PROBLEM REQUIREMENTS.
Please copy every line of the records below that holds the word "this".

MATERIAL PROVIDED.

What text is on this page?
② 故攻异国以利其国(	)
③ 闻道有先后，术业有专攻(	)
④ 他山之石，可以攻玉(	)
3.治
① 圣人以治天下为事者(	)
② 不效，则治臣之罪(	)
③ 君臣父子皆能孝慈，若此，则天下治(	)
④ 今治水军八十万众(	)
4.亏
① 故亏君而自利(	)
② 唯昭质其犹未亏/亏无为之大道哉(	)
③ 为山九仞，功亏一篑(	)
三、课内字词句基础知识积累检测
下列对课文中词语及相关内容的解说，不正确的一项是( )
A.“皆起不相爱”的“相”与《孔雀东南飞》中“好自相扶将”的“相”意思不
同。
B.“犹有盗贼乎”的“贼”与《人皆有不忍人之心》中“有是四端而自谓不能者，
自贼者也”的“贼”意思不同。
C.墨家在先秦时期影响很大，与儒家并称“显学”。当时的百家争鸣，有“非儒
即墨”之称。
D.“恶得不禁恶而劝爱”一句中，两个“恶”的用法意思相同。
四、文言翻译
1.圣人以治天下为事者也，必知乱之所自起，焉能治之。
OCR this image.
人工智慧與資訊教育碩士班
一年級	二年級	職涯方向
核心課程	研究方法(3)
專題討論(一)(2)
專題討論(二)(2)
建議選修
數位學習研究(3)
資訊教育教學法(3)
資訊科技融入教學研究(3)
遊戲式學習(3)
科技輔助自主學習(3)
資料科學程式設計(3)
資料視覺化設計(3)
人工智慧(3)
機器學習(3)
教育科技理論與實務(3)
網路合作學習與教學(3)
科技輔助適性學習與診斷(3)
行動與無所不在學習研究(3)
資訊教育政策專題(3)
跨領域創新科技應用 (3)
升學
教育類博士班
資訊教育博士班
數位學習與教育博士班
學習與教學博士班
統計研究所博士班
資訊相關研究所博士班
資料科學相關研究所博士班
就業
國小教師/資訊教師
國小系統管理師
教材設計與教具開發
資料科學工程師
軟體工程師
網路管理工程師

EXERCISE RESULT.
What text is on this page?
OCR this image.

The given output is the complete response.